— begin Recorded information —

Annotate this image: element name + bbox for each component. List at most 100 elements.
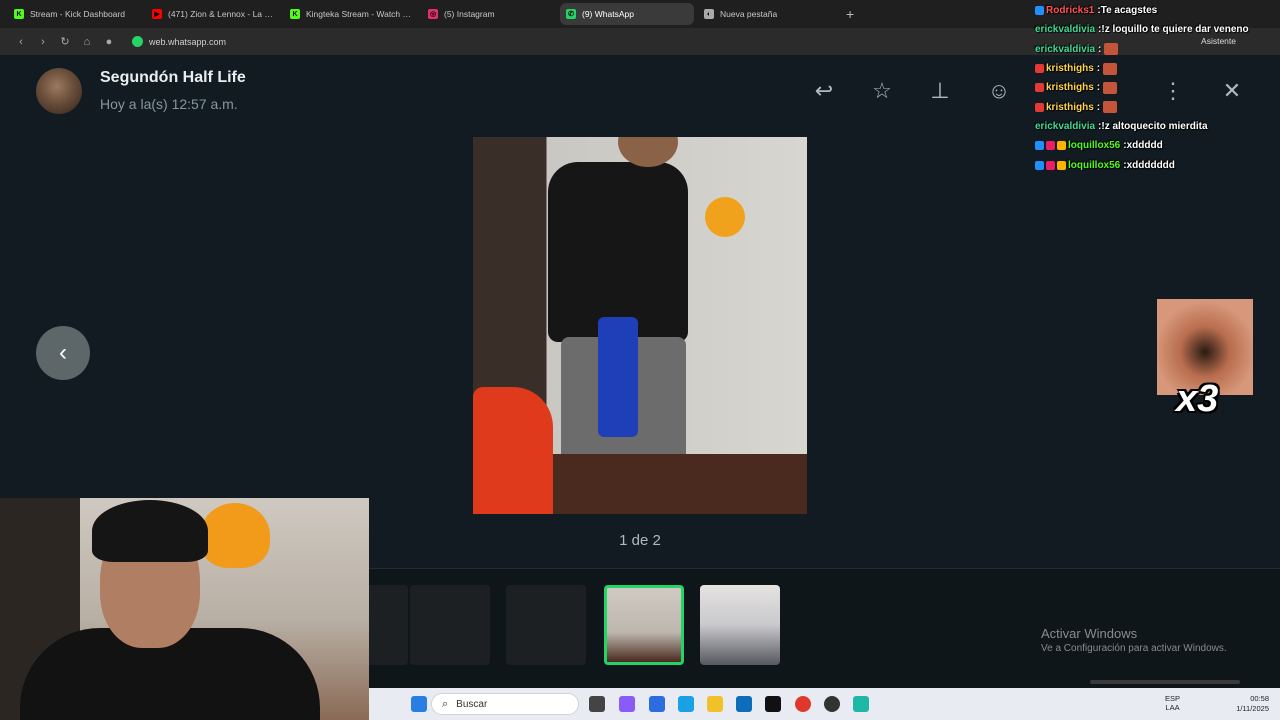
chat-badge-icon — [1035, 141, 1044, 151]
meme-overlay-text: x3 — [1176, 378, 1219, 420]
tab-favicon-icon: ✆ — [566, 9, 576, 19]
tab-title: Kingteka Stream - Watch Live — [306, 9, 412, 19]
chat-username: erickvaldivia — [1035, 24, 1096, 36]
media-image — [473, 137, 807, 514]
chat-emote-icon — [1103, 62, 1118, 75]
start-icon[interactable] — [411, 696, 427, 712]
chat-badge-icon — [1046, 160, 1055, 170]
activate-windows-subtitle: Ve a Configuración para activar Windows. — [1041, 643, 1227, 654]
home-icon[interactable]: ⌂ — [76, 36, 98, 48]
browser-tab[interactable]: K Stream - Kick Dashboard — [8, 3, 142, 25]
app-icon[interactable] — [853, 696, 869, 712]
tab-favicon-icon: ◎ — [428, 9, 438, 19]
chat-message: kristhighs: — [1035, 78, 1280, 97]
taskbar-search[interactable]: ⌕ Buscar — [431, 693, 579, 715]
tab-favicon-icon: ◐ — [704, 9, 714, 19]
chat-badge-icon — [1057, 160, 1066, 170]
chat-badge-icon — [1035, 102, 1044, 112]
new-tab-button[interactable]: + — [846, 6, 854, 22]
media-thumbnail[interactable] — [410, 585, 490, 665]
outlook-icon[interactable] — [736, 696, 752, 712]
browser-tab[interactable]: ✆ (9) WhatsApp — [560, 3, 694, 25]
chat-emote-icon — [1103, 101, 1118, 114]
browser-tab[interactable]: ◐ Nueva pestaña — [698, 3, 832, 25]
pin-icon[interactable]: ⊥ — [927, 78, 953, 104]
tab-title: (471) Zion & Lennox - La Playa — [168, 9, 274, 19]
chat-message: loquillox56: xddddddd — [1035, 155, 1280, 174]
horizontal-scrollbar[interactable] — [1090, 680, 1240, 684]
message-timestamp: Hoy a la(s) 12:57 a.m. — [100, 96, 238, 112]
chat-badge-icon — [1057, 141, 1066, 151]
tab-favicon-icon: K — [14, 9, 24, 19]
back-icon[interactable]: ‹ — [10, 36, 32, 48]
chat-badge-icon — [1035, 160, 1044, 170]
mic-icon[interactable]: ● — [98, 36, 120, 48]
tab-title: (5) Instagram — [444, 9, 495, 19]
emoji-icon[interactable]: ☺ — [986, 78, 1012, 104]
chat-text: !z altoquecito mierdita — [1101, 120, 1208, 132]
activate-windows-title: Activar Windows — [1041, 626, 1138, 641]
site-whatsapp-icon — [132, 36, 143, 47]
language-indicator[interactable]: ESP LAA — [1165, 694, 1180, 712]
stream-chat-overlay: Rodricks1: Te acagstes erickvaldivia: !z … — [1035, 1, 1280, 175]
url-text[interactable]: web.whatsapp.com — [149, 37, 226, 47]
reply-icon[interactable]: ↩ — [811, 78, 837, 104]
chat-badge-icon — [1035, 6, 1044, 16]
chat-username: loquillox56 — [1068, 159, 1121, 171]
obs-icon[interactable] — [824, 696, 840, 712]
windows-taskbar: ⌕ Buscar ESP LAA 00:58 1/11/2025 — [369, 688, 1280, 720]
chat-badge-icon — [1035, 64, 1044, 74]
browser-tab[interactable]: ▶ (471) Zion & Lennox - La Playa — [146, 3, 280, 25]
store-icon[interactable] — [649, 696, 665, 712]
clock[interactable]: 00:58 1/11/2025 — [1219, 694, 1269, 714]
sender-name: Segundón Half Life — [100, 69, 246, 86]
media-thumbnail-selected[interactable] — [604, 585, 684, 665]
chat-emote-icon — [1103, 81, 1118, 94]
chat-message: kristhighs: — [1035, 59, 1280, 78]
chat-username: loquillox56 — [1068, 140, 1121, 152]
chat-badge-icon — [1046, 141, 1055, 151]
chat-username: kristhighs — [1046, 82, 1094, 94]
webcam-overlay — [0, 498, 369, 720]
browser-tab[interactable]: K Kingteka Stream - Watch Live — [284, 3, 418, 25]
sender-avatar[interactable] — [36, 68, 82, 114]
media-thumbnail[interactable] — [700, 585, 780, 665]
chat-emote-icon — [1104, 43, 1119, 56]
media-thumbnail[interactable] — [506, 585, 586, 665]
chat-message: erickvaldivia: !z altoquecito mierdita — [1035, 120, 1208, 132]
chat-text: Te acagstes — [1100, 5, 1158, 17]
chat-message: erickvaldivia: — [1035, 40, 1280, 59]
previous-media-button[interactable]: ‹ — [36, 326, 90, 380]
chrome-icon[interactable] — [795, 696, 811, 712]
chat-message: Rodricks1: Te acagstes — [1035, 1, 1280, 20]
task-view-icon[interactable] — [589, 696, 605, 712]
tiktok-icon[interactable] — [765, 696, 781, 712]
file-explorer-icon[interactable] — [707, 696, 723, 712]
chat-username: erickvaldivia — [1035, 120, 1096, 132]
edge-icon[interactable] — [678, 696, 694, 712]
chat-message: erickvaldivia: !z loquillo te quiere dar… — [1035, 24, 1249, 36]
chat-text: xddddddd — [1126, 159, 1175, 171]
chat-username: kristhighs — [1046, 63, 1094, 75]
tab-favicon-icon: ▶ — [152, 9, 162, 19]
copilot-icon[interactable] — [619, 696, 635, 712]
tab-title: Nueva pestaña — [720, 9, 778, 19]
chat-badge-icon — [1035, 83, 1044, 93]
chat-message: loquillox56: xddddd — [1035, 136, 1280, 155]
chat-username: kristhighs — [1046, 101, 1094, 113]
forward-icon[interactable]: › — [32, 36, 54, 48]
chat-username: Rodricks1 — [1046, 5, 1095, 17]
chat-username: erickvaldivia — [1035, 43, 1096, 55]
media-counter: 1 de 2 — [619, 532, 661, 549]
reload-icon[interactable]: ↻ — [54, 35, 76, 48]
chat-message: kristhighs: — [1035, 97, 1280, 116]
star-icon[interactable]: ☆ — [869, 78, 895, 104]
chat-text: xddddd — [1126, 140, 1163, 152]
search-placeholder: Buscar — [456, 698, 488, 710]
screen: K Stream - Kick Dashboard ▶ (471) Zion & Le… — [0, 0, 1280, 720]
browser-tab[interactable]: ◎ (5) Instagram — [422, 3, 556, 25]
tab-title: Stream - Kick Dashboard — [30, 9, 125, 19]
chat-text: !z loquillo te quiere dar veneno — [1101, 24, 1249, 36]
media-thumbnail-strip — [328, 568, 1280, 688]
search-icon: ⌕ — [442, 697, 449, 710]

— end Recorded information —

• **Your objective**: Copy every line of the records above character for character, leaving out the pictures.

• **Answer below**:
Annotate this image: element name + bbox for each component. List at most 100 elements.
chat-badge-icon — [1035, 141, 1044, 151]
meme-overlay-text: x3 — [1176, 378, 1219, 420]
tab-favicon-icon: ✆ — [566, 9, 576, 19]
tab-title: Kingteka Stream - Watch Live — [306, 9, 412, 19]
chat-username: erickvaldivia — [1035, 24, 1096, 36]
media-image — [473, 137, 807, 514]
chat-emote-icon — [1103, 62, 1118, 75]
start-icon[interactable] — [411, 696, 427, 712]
chat-badge-icon — [1046, 160, 1055, 170]
activate-windows-subtitle: Ve a Configuración para activar Windows. — [1041, 643, 1227, 654]
home-icon[interactable]: ⌂ — [76, 36, 98, 48]
browser-tab[interactable]: K Stream - Kick Dashboard — [8, 3, 142, 25]
app-icon[interactable] — [853, 696, 869, 712]
tab-favicon-icon: ◎ — [428, 9, 438, 19]
chat-message: kristhighs: — [1035, 78, 1280, 97]
taskbar-search[interactable]: ⌕ Buscar — [431, 693, 579, 715]
tab-favicon-icon: ◐ — [704, 9, 714, 19]
chat-badge-icon — [1057, 160, 1066, 170]
chat-badge-icon — [1035, 102, 1044, 112]
new-tab-button[interactable]: + — [846, 6, 854, 22]
media-thumbnail[interactable] — [410, 585, 490, 665]
outlook-icon[interactable] — [736, 696, 752, 712]
browser-tab[interactable]: ✆ (9) WhatsApp — [560, 3, 694, 25]
chat-emote-icon — [1103, 101, 1118, 114]
browser-tab[interactable]: ◐ Nueva pestaña — [698, 3, 832, 25]
pin-icon[interactable]: ⊥ — [927, 78, 953, 104]
tab-title: (471) Zion & Lennox - La Playa — [168, 9, 274, 19]
chat-message: loquillox56: xddddddd — [1035, 155, 1280, 174]
horizontal-scrollbar[interactable] — [1090, 680, 1240, 684]
message-timestamp: Hoy a la(s) 12:57 a.m. — [100, 96, 238, 112]
chat-badge-icon — [1057, 141, 1066, 151]
tab-favicon-icon: K — [14, 9, 24, 19]
back-icon[interactable]: ‹ — [10, 36, 32, 48]
chat-badge-icon — [1035, 160, 1044, 170]
mic-icon[interactable]: ● — [98, 36, 120, 48]
tab-title: (5) Instagram — [444, 9, 495, 19]
emoji-icon[interactable]: ☺ — [986, 78, 1012, 104]
chat-text: !z altoquecito mierdita — [1101, 120, 1208, 132]
activate-windows-title: Activar Windows — [1041, 626, 1138, 641]
site-whatsapp-icon — [132, 36, 143, 47]
language-indicator[interactable]: ESP LAA — [1165, 694, 1180, 712]
stream-chat-overlay: Rodricks1: Te acagstes erickvaldivia: !z … — [1035, 1, 1280, 175]
url-text[interactable]: web.whatsapp.com — [149, 37, 226, 47]
reply-icon[interactable]: ↩ — [811, 78, 837, 104]
chat-badge-icon — [1035, 6, 1044, 16]
chat-username: loquillox56 — [1068, 159, 1121, 171]
obs-icon[interactable] — [824, 696, 840, 712]
windows-taskbar: ⌕ Buscar ESP LAA 00:58 1/11/2025 — [369, 688, 1280, 720]
chat-badge-icon — [1035, 64, 1044, 74]
browser-tab[interactable]: ▶ (471) Zion & Lennox - La Playa — [146, 3, 280, 25]
store-icon[interactable] — [649, 696, 665, 712]
clock[interactable]: 00:58 1/11/2025 — [1219, 694, 1269, 714]
sender-name: Segundón Half Life — [100, 69, 246, 86]
media-thumbnail-selected[interactable] — [604, 585, 684, 665]
chat-emote-icon — [1103, 81, 1118, 94]
chat-message: kristhighs: — [1035, 59, 1280, 78]
chat-username: loquillox56 — [1068, 140, 1121, 152]
chat-badge-icon — [1046, 141, 1055, 151]
chat-username: kristhighs — [1046, 82, 1094, 94]
webcam-overlay — [0, 498, 369, 720]
browser-tab[interactable]: K Kingteka Stream - Watch Live — [284, 3, 418, 25]
sender-avatar[interactable] — [36, 68, 82, 114]
media-thumbnail[interactable] — [700, 585, 780, 665]
chat-emote-icon — [1104, 43, 1119, 56]
media-thumbnail[interactable] — [506, 585, 586, 665]
chat-message: erickvaldivia: !z altoquecito mierdita — [1035, 120, 1208, 132]
chat-text: Te acagstes — [1100, 5, 1158, 17]
chat-message: erickvaldivia: — [1035, 40, 1280, 59]
previous-media-button[interactable]: ‹ — [36, 326, 90, 380]
chrome-icon[interactable] — [795, 696, 811, 712]
chat-message: Rodricks1: Te acagstes — [1035, 1, 1280, 20]
task-view-icon[interactable] — [589, 696, 605, 712]
tiktok-icon[interactable] — [765, 696, 781, 712]
file-explorer-icon[interactable] — [707, 696, 723, 712]
chat-username: erickvaldivia — [1035, 120, 1096, 132]
edge-icon[interactable] — [678, 696, 694, 712]
chat-message: erickvaldivia: !z loquillo te quiere dar… — [1035, 24, 1249, 36]
chat-text: xddddddd — [1126, 159, 1175, 171]
chat-username: kristhighs — [1046, 63, 1094, 75]
tab-favicon-icon: ▶ — [152, 9, 162, 19]
copilot-icon[interactable] — [619, 696, 635, 712]
tab-title: Nueva pestaña — [720, 9, 778, 19]
chat-badge-icon — [1035, 83, 1044, 93]
chat-message: loquillox56: xddddd — [1035, 136, 1280, 155]
chat-username: kristhighs — [1046, 101, 1094, 113]
forward-icon[interactable]: › — [32, 36, 54, 48]
chat-username: Rodricks1 — [1046, 5, 1095, 17]
chat-username: erickvaldivia — [1035, 43, 1096, 55]
media-counter: 1 de 2 — [619, 532, 661, 549]
reload-icon[interactable]: ↻ — [54, 35, 76, 48]
chat-message: kristhighs: — [1035, 97, 1280, 116]
star-icon[interactable]: ☆ — [869, 78, 895, 104]
chat-text: xddddd — [1126, 140, 1163, 152]
search-placeholder: Buscar — [456, 698, 488, 710]
screen: K Stream - Kick Dashboard ▶ (471) Zion & Le… — [0, 0, 1280, 720]
browser-tab[interactable]: ◎ (5) Instagram — [422, 3, 556, 25]
tab-title: Stream - Kick Dashboard — [30, 9, 125, 19]
chat-text: !z loquillo te quiere dar veneno — [1101, 24, 1249, 36]
media-thumbnail-strip — [328, 568, 1280, 688]
search-icon: ⌕ — [442, 697, 449, 710]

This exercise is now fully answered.